#### Data entries:
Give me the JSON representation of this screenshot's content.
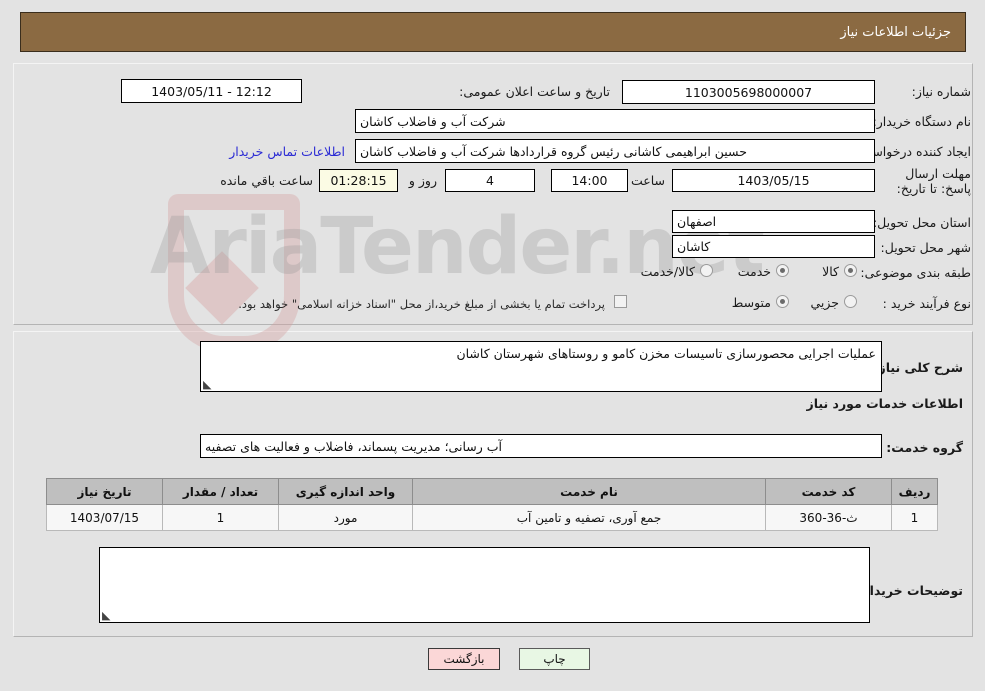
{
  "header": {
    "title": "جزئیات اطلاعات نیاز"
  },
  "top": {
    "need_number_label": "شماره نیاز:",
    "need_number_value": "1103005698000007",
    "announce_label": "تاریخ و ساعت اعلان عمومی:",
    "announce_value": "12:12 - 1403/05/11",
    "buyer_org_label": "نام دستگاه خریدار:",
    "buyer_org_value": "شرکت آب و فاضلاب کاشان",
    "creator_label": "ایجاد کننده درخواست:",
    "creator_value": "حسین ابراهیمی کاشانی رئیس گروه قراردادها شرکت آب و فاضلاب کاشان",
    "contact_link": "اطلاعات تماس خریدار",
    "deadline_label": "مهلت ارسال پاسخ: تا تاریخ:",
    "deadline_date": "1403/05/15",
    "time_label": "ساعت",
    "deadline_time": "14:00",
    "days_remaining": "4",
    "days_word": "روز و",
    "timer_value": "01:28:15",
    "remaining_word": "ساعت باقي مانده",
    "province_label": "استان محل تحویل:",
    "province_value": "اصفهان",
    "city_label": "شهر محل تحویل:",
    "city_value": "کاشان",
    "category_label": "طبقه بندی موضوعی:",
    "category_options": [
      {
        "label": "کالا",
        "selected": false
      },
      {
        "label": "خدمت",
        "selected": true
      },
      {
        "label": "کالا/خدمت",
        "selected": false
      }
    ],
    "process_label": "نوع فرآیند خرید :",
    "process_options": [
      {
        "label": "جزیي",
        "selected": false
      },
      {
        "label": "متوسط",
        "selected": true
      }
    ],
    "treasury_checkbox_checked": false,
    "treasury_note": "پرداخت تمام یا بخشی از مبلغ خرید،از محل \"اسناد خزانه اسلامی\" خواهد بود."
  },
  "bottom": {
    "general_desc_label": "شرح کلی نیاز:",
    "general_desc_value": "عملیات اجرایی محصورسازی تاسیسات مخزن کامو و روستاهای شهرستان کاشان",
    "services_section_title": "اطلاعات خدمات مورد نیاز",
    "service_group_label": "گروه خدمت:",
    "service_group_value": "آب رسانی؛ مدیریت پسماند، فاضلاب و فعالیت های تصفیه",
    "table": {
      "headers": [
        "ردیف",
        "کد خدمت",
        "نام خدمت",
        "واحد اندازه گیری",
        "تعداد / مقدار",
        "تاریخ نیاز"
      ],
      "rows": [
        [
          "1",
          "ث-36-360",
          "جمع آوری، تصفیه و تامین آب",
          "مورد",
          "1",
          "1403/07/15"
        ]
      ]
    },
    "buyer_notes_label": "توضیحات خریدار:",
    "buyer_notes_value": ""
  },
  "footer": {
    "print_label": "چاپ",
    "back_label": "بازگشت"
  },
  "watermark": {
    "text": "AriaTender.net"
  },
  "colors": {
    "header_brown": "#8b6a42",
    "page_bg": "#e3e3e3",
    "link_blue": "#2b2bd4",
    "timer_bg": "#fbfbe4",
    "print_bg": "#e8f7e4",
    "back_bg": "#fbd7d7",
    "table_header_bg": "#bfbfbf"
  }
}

#### SET TASK:
Do not include the images; transcribe the rest of the listing exactly.

#### RESULT FOR THIS TASK:
Give me the JSON representation of this screenshot's content.
{
  "header": {
    "title": "جزئیات اطلاعات نیاز"
  },
  "top": {
    "need_number_label": "شماره نیاز:",
    "need_number_value": "1103005698000007",
    "announce_label": "تاریخ و ساعت اعلان عمومی:",
    "announce_value": "12:12 - 1403/05/11",
    "buyer_org_label": "نام دستگاه خریدار:",
    "buyer_org_value": "شرکت آب و فاضلاب کاشان",
    "creator_label": "ایجاد کننده درخواست:",
    "creator_value": "حسین ابراهیمی کاشانی رئیس گروه قراردادها شرکت آب و فاضلاب کاشان",
    "contact_link": "اطلاعات تماس خریدار",
    "deadline_label": "مهلت ارسال پاسخ: تا تاریخ:",
    "deadline_date": "1403/05/15",
    "time_label": "ساعت",
    "deadline_time": "14:00",
    "days_remaining": "4",
    "days_word": "روز و",
    "timer_value": "01:28:15",
    "remaining_word": "ساعت باقي مانده",
    "province_label": "استان محل تحویل:",
    "province_value": "اصفهان",
    "city_label": "شهر محل تحویل:",
    "city_value": "کاشان",
    "category_label": "طبقه بندی موضوعی:",
    "category_options": [
      {
        "label": "کالا",
        "selected": false
      },
      {
        "label": "خدمت",
        "selected": true
      },
      {
        "label": "کالا/خدمت",
        "selected": false
      }
    ],
    "process_label": "نوع فرآیند خرید :",
    "process_options": [
      {
        "label": "جزیي",
        "selected": false
      },
      {
        "label": "متوسط",
        "selected": true
      }
    ],
    "treasury_checkbox_checked": false,
    "treasury_note": "پرداخت تمام یا بخشی از مبلغ خرید،از محل \"اسناد خزانه اسلامی\" خواهد بود."
  },
  "bottom": {
    "general_desc_label": "شرح کلی نیاز:",
    "general_desc_value": "عملیات اجرایی محصورسازی تاسیسات مخزن کامو و روستاهای شهرستان کاشان",
    "services_section_title": "اطلاعات خدمات مورد نیاز",
    "service_group_label": "گروه خدمت:",
    "service_group_value": "آب رسانی؛ مدیریت پسماند، فاضلاب و فعالیت های تصفیه",
    "table": {
      "headers": [
        "ردیف",
        "کد خدمت",
        "نام خدمت",
        "واحد اندازه گیری",
        "تعداد / مقدار",
        "تاریخ نیاز"
      ],
      "rows": [
        [
          "1",
          "ث-36-360",
          "جمع آوری، تصفیه و تامین آب",
          "مورد",
          "1",
          "1403/07/15"
        ]
      ]
    },
    "buyer_notes_label": "توضیحات خریدار:",
    "buyer_notes_value": ""
  },
  "footer": {
    "print_label": "چاپ",
    "back_label": "بازگشت"
  },
  "watermark": {
    "text": "AriaTender.net"
  },
  "colors": {
    "header_brown": "#8b6a42",
    "page_bg": "#e3e3e3",
    "link_blue": "#2b2bd4",
    "timer_bg": "#fbfbe4",
    "print_bg": "#e8f7e4",
    "back_bg": "#fbd7d7",
    "table_header_bg": "#bfbfbf"
  }
}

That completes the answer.